Instructions for the task =>
In the material below, list every line carrying the string "this".

Dataset entries =>
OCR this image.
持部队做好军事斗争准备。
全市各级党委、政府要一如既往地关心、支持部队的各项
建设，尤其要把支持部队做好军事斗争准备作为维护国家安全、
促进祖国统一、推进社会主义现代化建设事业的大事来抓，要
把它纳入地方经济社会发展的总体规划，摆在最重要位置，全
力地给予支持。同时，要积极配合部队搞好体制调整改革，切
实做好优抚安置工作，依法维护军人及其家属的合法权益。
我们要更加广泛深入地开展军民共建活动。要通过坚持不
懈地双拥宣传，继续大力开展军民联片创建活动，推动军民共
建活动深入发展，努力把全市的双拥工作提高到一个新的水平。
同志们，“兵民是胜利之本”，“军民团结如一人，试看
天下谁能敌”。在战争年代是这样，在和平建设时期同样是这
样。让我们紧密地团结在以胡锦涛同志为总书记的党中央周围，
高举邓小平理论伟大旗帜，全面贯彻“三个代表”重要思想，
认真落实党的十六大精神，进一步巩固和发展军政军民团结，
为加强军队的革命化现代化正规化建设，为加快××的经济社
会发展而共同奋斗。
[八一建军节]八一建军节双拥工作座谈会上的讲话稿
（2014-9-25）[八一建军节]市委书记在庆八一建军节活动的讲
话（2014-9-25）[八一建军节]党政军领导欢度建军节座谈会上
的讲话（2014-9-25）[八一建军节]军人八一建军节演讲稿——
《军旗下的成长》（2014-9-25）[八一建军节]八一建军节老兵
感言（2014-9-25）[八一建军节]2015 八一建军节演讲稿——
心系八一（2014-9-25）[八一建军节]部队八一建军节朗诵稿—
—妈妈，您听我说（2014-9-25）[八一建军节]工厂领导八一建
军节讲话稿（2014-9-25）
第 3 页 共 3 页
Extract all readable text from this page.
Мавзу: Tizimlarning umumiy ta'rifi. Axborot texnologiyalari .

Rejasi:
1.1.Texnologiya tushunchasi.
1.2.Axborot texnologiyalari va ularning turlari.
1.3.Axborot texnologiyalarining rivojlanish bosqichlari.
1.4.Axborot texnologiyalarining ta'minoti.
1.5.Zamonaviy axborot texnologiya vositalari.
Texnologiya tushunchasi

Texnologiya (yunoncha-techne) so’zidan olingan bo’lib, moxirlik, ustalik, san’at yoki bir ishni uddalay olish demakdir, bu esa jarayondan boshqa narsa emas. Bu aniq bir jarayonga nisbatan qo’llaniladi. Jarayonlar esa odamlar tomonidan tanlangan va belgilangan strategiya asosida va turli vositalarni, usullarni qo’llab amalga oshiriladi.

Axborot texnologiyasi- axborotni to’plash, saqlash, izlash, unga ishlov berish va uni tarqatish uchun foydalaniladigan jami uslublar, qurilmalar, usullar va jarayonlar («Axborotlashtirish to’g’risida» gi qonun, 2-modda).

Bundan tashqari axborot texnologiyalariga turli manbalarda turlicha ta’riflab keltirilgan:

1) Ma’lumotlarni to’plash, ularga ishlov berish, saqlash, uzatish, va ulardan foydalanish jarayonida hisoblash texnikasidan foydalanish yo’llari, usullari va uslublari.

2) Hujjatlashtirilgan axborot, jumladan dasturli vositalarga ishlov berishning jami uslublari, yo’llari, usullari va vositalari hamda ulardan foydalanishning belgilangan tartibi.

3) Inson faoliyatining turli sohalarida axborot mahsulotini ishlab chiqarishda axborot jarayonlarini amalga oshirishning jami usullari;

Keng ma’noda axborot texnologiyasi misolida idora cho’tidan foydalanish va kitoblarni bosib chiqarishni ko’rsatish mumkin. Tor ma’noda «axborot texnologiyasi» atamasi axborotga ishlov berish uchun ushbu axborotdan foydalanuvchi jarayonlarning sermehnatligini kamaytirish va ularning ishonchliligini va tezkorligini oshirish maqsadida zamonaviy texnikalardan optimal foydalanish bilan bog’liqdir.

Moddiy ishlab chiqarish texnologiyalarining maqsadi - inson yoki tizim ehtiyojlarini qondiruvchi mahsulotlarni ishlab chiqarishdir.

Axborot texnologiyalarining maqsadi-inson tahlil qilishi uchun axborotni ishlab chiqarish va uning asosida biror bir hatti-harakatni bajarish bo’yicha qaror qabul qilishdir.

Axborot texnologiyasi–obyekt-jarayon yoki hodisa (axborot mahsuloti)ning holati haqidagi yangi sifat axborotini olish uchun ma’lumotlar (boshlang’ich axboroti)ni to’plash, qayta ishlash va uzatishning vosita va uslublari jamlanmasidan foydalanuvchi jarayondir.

Correct answer =>
OCR this image.
Extract all readable text from this page.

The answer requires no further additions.